Direction
Reproduce the listing exactly, with no pictures in your copy.

Extracted data
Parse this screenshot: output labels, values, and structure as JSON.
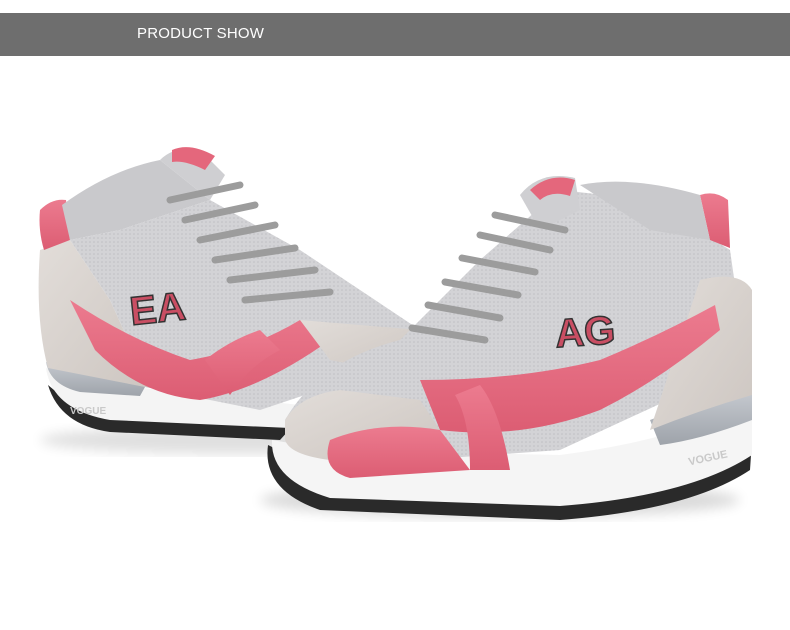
{
  "header": {
    "title": "PRODUCT SHOW",
    "background": "#6e6e6e",
    "text_color": "#ffffff"
  },
  "product": {
    "left_shoe_logo": "EA",
    "right_shoe_logo": "AG",
    "sole_text": "VOGUE",
    "colors": {
      "pink": "#e4677c",
      "mesh_gray": "#cfcfd1",
      "suede_beige": "#d8d2ce",
      "lace_gray": "#9c9c9c",
      "sole_white": "#f4f4f4",
      "sole_black": "#2a2a2a"
    }
  }
}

Expected answer
Parse this screenshot: output labels, values, and structure as JSON.
{
  "header": {
    "title": "PRODUCT SHOW",
    "background": "#6e6e6e",
    "text_color": "#ffffff"
  },
  "product": {
    "left_shoe_logo": "EA",
    "right_shoe_logo": "AG",
    "sole_text": "VOGUE",
    "colors": {
      "pink": "#e4677c",
      "mesh_gray": "#cfcfd1",
      "suede_beige": "#d8d2ce",
      "lace_gray": "#9c9c9c",
      "sole_white": "#f4f4f4",
      "sole_black": "#2a2a2a"
    }
  }
}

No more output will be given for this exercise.